#### Requirement
Copy out each line that has "xlabel" in it.

────────

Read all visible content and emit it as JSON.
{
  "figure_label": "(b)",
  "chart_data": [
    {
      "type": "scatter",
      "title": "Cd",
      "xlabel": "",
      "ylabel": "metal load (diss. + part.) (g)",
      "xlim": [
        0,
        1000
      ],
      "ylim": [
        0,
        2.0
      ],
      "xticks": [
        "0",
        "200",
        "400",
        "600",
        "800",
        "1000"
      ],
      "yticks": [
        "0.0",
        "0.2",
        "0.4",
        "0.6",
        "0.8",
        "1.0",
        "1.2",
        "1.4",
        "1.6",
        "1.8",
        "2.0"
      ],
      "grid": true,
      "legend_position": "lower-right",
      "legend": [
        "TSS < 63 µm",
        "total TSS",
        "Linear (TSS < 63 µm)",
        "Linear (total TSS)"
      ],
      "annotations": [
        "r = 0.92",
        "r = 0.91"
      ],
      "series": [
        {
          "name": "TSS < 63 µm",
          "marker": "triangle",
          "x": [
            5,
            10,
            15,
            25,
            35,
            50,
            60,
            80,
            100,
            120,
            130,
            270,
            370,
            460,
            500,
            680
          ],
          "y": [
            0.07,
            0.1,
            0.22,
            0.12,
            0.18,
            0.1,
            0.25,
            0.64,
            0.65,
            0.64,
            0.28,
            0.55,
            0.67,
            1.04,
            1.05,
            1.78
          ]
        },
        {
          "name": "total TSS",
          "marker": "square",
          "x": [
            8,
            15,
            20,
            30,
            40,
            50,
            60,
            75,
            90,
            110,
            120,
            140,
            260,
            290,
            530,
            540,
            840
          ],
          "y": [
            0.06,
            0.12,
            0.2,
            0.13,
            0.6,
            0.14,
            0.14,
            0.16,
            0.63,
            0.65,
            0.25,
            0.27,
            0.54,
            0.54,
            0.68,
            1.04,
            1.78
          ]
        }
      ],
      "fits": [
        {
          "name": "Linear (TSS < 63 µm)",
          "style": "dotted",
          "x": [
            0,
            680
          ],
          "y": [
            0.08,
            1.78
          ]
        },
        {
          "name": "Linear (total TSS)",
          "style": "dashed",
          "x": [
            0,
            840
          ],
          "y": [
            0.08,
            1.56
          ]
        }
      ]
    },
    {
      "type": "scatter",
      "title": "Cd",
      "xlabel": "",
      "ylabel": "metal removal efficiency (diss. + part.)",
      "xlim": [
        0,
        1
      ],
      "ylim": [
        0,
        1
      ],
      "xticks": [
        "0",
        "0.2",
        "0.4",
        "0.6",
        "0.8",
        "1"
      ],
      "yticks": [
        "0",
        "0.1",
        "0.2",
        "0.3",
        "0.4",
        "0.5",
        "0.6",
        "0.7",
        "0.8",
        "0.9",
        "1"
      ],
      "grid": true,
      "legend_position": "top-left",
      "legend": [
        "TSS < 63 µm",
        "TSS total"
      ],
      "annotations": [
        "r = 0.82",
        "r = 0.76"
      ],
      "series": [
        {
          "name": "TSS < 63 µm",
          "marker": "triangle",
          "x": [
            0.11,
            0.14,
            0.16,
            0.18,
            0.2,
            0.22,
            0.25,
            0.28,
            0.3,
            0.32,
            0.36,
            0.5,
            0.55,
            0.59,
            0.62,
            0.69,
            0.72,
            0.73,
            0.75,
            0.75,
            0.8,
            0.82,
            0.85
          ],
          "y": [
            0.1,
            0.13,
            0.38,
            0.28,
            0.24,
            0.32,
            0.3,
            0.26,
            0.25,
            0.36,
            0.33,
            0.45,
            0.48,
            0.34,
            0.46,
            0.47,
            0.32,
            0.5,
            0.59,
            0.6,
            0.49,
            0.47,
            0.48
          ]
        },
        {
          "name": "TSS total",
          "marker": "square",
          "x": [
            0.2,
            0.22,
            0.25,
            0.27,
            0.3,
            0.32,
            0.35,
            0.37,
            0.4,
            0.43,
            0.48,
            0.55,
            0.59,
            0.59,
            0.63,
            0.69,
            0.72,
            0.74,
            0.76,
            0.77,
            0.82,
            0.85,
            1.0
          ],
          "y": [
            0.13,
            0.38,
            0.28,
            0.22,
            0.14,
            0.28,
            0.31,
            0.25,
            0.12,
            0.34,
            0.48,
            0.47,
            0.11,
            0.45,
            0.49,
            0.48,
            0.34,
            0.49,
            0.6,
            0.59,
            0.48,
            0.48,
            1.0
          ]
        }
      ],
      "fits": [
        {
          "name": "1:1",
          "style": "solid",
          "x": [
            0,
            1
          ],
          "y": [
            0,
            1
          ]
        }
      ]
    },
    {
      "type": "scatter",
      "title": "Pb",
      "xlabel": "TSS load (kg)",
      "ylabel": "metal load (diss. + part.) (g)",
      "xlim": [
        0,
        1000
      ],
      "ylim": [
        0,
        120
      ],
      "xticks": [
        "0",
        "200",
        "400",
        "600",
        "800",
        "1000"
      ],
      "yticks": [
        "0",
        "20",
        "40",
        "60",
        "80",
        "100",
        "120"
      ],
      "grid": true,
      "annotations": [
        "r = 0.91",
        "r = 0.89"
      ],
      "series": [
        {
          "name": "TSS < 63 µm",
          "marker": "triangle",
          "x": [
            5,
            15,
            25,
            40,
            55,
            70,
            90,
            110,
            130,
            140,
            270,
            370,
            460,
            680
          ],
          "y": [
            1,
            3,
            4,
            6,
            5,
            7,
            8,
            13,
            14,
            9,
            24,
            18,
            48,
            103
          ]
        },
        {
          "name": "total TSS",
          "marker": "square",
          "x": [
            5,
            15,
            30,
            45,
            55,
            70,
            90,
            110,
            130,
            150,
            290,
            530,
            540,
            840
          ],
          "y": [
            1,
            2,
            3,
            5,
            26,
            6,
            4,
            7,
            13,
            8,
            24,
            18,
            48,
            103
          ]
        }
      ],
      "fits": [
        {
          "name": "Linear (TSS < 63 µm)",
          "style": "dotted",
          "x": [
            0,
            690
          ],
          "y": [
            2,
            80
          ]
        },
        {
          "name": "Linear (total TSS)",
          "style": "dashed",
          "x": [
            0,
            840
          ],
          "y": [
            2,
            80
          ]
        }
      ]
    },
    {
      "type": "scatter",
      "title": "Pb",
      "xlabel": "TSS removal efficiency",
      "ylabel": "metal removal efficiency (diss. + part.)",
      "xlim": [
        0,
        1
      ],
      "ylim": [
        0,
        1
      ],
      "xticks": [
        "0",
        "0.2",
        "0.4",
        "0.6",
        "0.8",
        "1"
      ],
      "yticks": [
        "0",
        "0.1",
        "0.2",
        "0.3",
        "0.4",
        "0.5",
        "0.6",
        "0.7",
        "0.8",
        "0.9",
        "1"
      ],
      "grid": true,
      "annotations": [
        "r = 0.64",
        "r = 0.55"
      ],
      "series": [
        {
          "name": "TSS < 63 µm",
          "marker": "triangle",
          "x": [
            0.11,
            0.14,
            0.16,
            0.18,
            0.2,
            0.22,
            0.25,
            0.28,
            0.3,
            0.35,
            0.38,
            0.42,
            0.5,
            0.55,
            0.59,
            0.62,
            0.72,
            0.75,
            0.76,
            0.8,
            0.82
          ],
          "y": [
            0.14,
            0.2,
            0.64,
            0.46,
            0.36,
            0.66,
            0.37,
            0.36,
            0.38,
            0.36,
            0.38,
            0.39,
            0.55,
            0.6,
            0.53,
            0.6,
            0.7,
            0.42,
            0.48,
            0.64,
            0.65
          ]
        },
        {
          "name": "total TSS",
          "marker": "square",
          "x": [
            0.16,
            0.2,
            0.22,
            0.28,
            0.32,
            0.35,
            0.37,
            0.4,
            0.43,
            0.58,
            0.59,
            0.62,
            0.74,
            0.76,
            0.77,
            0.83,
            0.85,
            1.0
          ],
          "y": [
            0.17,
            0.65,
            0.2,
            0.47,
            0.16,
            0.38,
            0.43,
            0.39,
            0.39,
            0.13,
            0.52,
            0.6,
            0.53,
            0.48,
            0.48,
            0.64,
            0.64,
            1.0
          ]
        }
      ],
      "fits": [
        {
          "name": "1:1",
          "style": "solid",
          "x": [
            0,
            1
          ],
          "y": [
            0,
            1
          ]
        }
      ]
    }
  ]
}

────────

#### Task response
      "xlabel": "",
      "xlabel": "",
      "xlabel": "TSS load (kg)",
      "xlabel": "TSS removal efficiency",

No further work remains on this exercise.